Copy every line from the records below that holds the word "сведения".

EXTRACTED ENTRIES:
··········

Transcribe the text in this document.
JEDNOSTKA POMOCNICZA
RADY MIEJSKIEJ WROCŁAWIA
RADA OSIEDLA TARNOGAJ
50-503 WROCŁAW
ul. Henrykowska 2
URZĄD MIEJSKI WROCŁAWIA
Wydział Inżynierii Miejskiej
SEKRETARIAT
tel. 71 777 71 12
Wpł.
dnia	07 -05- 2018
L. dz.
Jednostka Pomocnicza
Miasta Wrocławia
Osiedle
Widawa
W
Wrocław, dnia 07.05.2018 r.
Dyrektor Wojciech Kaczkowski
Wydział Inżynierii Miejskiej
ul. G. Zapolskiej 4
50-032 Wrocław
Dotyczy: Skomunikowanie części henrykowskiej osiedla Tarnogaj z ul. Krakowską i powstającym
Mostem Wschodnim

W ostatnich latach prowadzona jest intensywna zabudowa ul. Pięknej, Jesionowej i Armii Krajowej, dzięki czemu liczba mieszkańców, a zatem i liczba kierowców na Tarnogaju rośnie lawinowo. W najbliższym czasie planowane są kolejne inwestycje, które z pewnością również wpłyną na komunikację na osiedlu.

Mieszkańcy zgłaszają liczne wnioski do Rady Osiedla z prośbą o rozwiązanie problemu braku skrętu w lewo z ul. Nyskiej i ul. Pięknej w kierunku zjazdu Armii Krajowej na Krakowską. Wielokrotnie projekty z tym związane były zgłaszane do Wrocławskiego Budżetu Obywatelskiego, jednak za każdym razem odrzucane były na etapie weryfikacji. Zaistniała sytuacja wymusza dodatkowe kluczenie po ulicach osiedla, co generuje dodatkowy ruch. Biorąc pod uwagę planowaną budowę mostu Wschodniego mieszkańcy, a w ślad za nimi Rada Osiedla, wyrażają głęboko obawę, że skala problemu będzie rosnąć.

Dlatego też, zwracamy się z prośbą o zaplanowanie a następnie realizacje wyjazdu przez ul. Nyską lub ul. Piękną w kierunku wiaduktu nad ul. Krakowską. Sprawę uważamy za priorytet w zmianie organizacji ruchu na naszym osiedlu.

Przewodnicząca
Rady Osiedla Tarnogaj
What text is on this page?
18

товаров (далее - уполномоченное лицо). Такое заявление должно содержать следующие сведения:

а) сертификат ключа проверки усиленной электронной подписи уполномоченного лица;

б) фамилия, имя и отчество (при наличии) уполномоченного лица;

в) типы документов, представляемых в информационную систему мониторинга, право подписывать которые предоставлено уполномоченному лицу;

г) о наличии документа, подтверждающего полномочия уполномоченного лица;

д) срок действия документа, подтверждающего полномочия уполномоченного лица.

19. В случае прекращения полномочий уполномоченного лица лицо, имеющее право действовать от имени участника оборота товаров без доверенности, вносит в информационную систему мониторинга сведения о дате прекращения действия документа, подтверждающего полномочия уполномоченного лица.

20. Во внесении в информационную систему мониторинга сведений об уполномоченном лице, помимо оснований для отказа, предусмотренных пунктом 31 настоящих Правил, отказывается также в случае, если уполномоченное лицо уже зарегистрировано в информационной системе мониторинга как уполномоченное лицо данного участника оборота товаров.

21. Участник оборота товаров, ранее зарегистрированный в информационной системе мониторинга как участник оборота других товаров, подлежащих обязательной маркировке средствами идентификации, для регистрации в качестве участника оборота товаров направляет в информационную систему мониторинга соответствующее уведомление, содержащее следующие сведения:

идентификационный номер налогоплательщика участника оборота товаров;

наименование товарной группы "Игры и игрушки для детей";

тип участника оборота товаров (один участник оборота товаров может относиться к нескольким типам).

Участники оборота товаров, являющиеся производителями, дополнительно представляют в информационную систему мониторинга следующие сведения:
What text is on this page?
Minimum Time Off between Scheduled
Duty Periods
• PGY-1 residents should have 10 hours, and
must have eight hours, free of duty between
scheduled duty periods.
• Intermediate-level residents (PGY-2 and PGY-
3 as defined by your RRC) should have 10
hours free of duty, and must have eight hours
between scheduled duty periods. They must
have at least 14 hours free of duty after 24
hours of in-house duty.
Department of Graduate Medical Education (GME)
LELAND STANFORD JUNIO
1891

··········

WRITTEN RESPONSE:
товаров (далее - уполномоченное лицо). Такое заявление должно содержать следующие сведения:
19. В случае прекращения полномочий уполномоченного лица лицо, имеющее право действовать от имени участника оборота товаров без доверенности, вносит в информационную систему мониторинга сведения о дате прекращения действия документа, подтверждающего полномочия уполномоченного лица.
21. Участник оборота товаров, ранее зарегистрированный в информационной системе мониторинга как участник оборота других товаров, подлежащих обязательной маркировке средствами идентификации, для регистрации в качестве участника оборота товаров направляет в информационную систему мониторинга соответствующее уведомление, содержащее следующие сведения:
Участники оборота товаров, являющиеся производителями, дополнительно представляют в информационную систему мониторинга следующие сведения:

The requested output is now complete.